To do:
Read the listing below and copy out every line that holds "Students".

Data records
────────────────────────────────────────

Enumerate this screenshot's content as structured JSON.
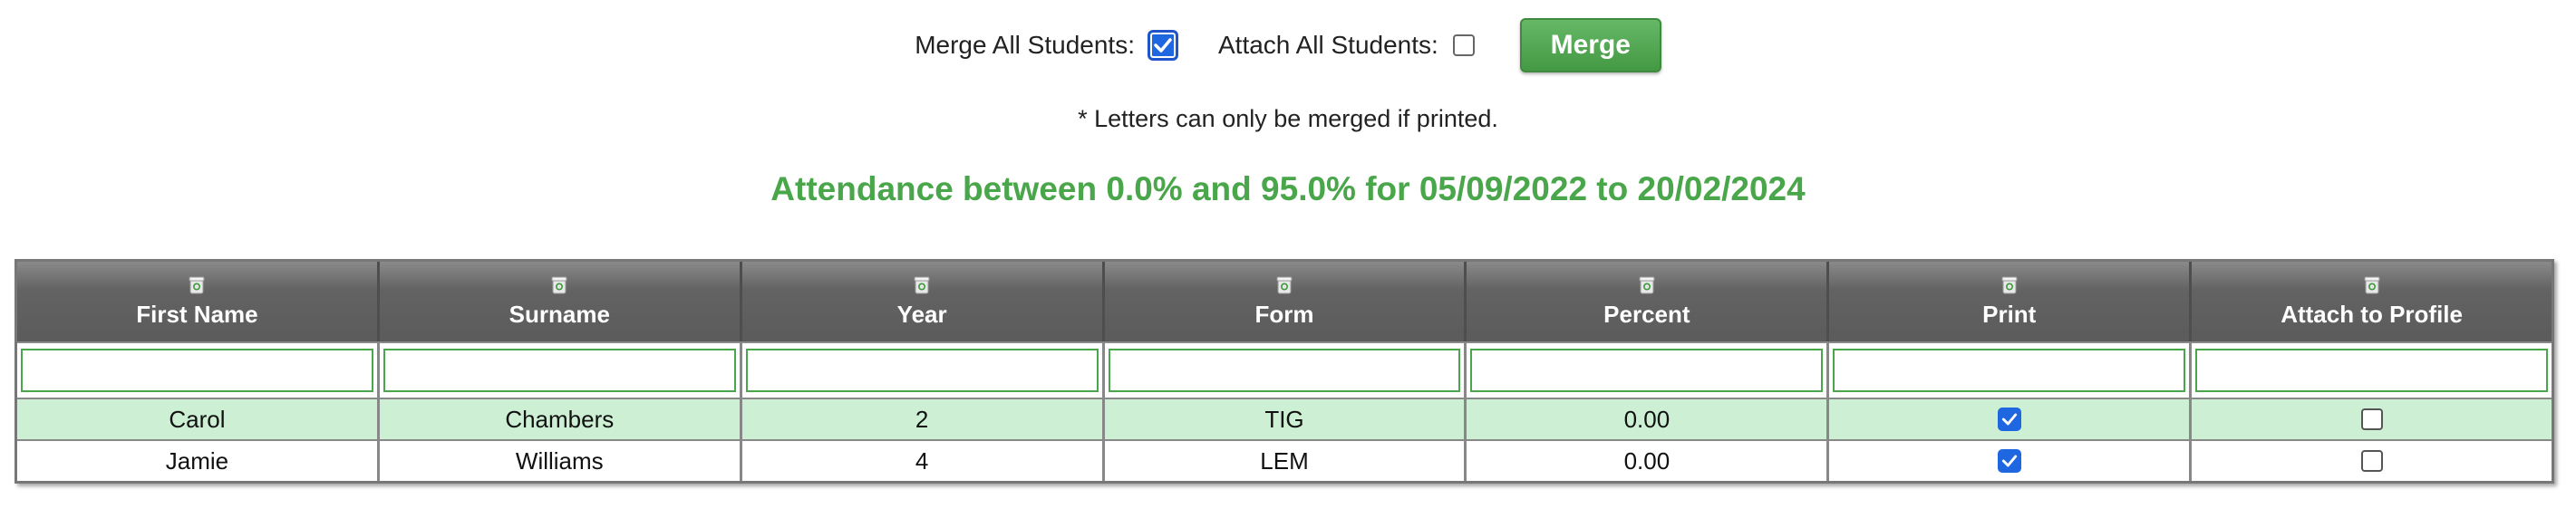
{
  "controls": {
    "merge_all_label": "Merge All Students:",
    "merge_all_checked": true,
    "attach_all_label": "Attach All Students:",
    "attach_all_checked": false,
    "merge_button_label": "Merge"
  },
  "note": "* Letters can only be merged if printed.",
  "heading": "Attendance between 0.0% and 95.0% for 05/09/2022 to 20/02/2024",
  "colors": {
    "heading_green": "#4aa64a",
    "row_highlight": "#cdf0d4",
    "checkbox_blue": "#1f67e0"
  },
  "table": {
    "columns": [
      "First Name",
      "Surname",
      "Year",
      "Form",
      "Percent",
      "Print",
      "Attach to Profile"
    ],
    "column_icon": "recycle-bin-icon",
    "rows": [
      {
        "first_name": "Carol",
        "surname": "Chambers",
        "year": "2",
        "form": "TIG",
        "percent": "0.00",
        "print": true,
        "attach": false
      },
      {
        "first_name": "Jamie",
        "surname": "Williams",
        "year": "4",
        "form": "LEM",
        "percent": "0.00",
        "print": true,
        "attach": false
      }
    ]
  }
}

────────────────────────────────────────

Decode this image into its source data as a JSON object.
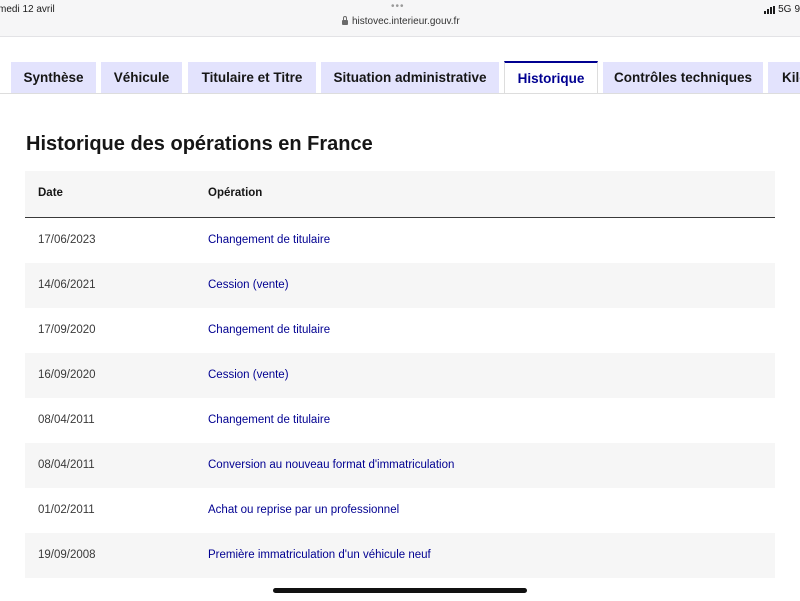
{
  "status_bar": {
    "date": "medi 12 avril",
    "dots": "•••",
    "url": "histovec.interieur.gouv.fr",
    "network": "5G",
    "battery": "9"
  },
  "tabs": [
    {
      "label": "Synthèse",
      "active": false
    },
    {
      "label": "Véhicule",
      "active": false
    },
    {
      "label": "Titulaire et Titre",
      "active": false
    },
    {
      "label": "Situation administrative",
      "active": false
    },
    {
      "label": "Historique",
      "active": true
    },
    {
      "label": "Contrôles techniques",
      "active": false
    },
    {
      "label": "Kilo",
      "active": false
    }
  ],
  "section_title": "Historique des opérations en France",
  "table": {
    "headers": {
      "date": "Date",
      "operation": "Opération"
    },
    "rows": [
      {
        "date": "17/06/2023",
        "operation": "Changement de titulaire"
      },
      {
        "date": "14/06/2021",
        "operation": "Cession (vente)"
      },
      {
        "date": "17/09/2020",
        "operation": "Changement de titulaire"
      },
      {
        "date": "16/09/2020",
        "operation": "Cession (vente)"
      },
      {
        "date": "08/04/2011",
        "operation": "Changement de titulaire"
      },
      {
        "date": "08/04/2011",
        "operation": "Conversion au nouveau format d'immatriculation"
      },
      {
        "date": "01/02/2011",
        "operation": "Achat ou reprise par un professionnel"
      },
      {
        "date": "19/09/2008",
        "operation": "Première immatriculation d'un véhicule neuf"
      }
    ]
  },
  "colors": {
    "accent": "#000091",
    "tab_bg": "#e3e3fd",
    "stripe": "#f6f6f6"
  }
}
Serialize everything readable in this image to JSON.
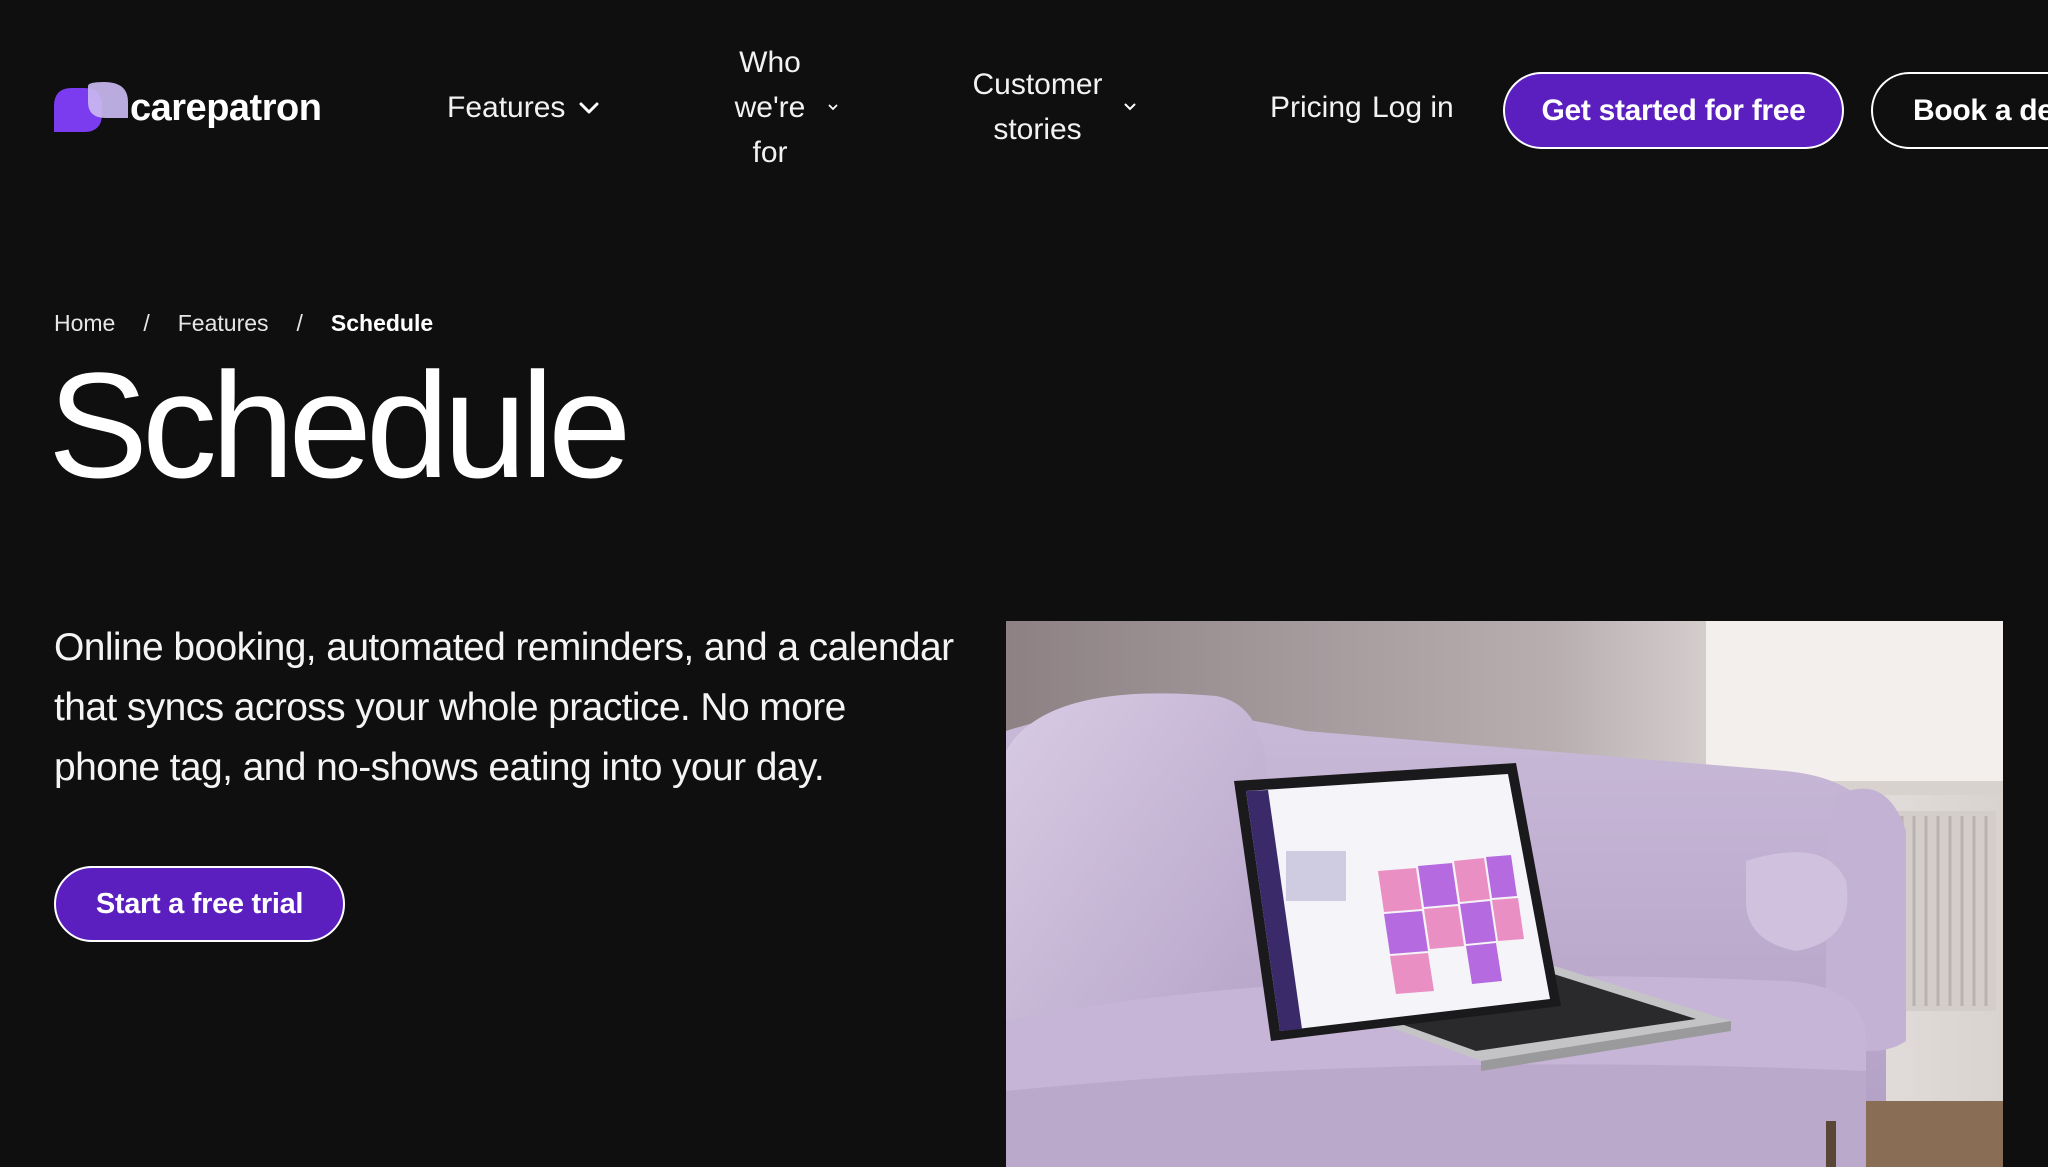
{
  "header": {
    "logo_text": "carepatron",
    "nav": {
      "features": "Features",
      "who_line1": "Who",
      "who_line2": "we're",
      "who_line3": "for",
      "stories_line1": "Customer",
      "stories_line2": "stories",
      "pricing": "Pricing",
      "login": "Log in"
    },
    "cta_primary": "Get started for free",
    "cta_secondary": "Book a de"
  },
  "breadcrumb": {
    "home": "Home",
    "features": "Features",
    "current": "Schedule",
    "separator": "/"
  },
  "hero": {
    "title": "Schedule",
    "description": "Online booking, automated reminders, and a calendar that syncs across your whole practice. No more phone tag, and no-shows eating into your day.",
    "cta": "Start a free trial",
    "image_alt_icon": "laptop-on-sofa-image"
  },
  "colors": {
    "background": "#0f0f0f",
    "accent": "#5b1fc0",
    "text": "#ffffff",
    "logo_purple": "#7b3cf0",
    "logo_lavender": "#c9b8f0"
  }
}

────────────────────────────────────────

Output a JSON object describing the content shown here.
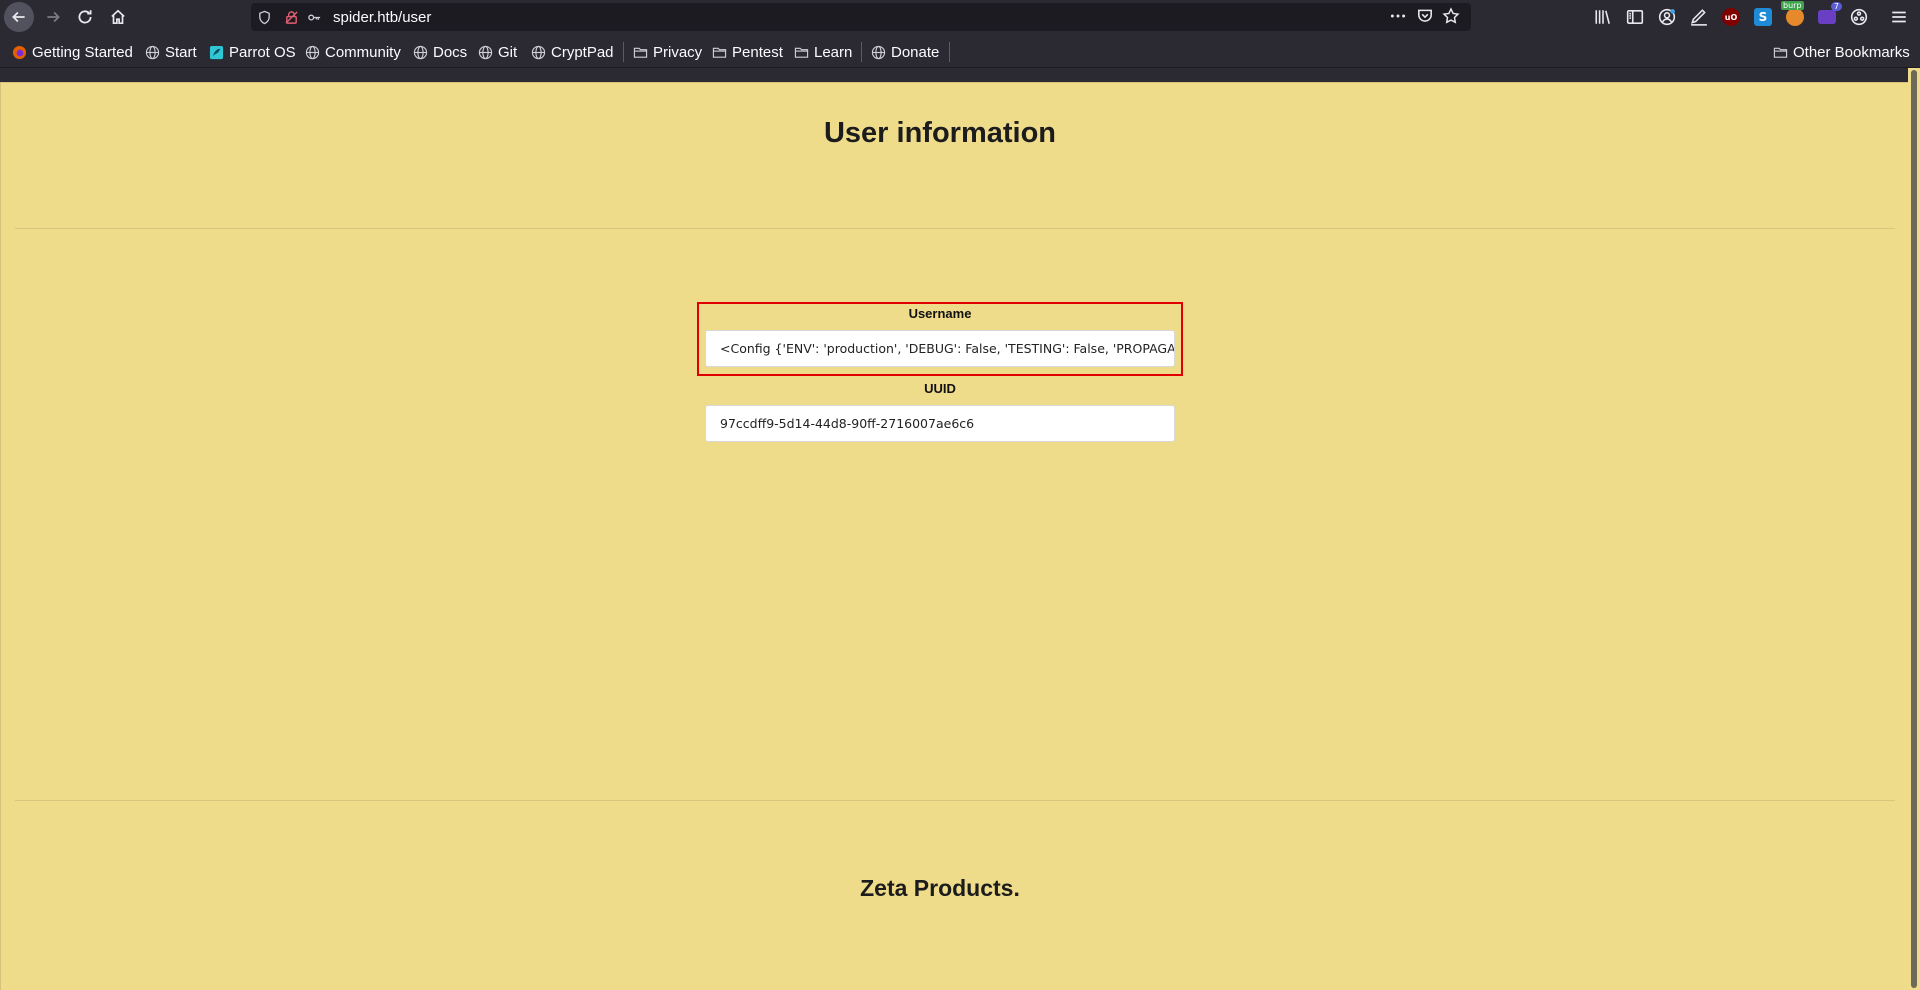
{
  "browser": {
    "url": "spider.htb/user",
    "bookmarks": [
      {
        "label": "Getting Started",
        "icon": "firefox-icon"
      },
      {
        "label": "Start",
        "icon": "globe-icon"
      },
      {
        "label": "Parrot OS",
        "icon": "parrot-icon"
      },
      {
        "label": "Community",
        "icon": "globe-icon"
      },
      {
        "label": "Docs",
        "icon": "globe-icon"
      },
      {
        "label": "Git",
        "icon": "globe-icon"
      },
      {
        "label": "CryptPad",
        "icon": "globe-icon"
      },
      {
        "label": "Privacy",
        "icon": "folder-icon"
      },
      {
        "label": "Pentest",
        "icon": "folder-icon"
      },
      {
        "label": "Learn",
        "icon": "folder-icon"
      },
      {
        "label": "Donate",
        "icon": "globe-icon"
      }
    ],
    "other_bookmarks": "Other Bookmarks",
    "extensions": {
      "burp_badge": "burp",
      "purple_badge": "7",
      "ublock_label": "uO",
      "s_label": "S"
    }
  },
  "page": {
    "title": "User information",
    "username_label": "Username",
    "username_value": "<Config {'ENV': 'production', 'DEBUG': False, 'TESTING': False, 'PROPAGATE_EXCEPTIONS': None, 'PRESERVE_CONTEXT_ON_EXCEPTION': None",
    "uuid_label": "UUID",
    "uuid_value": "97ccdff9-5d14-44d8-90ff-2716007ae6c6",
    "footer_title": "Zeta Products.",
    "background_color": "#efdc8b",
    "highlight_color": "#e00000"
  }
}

────────────────────────────────────────

Solution to this exercise:
    "merge_all_label": "Merge All Students:",
    "attach_all_label": "Attach All Students:",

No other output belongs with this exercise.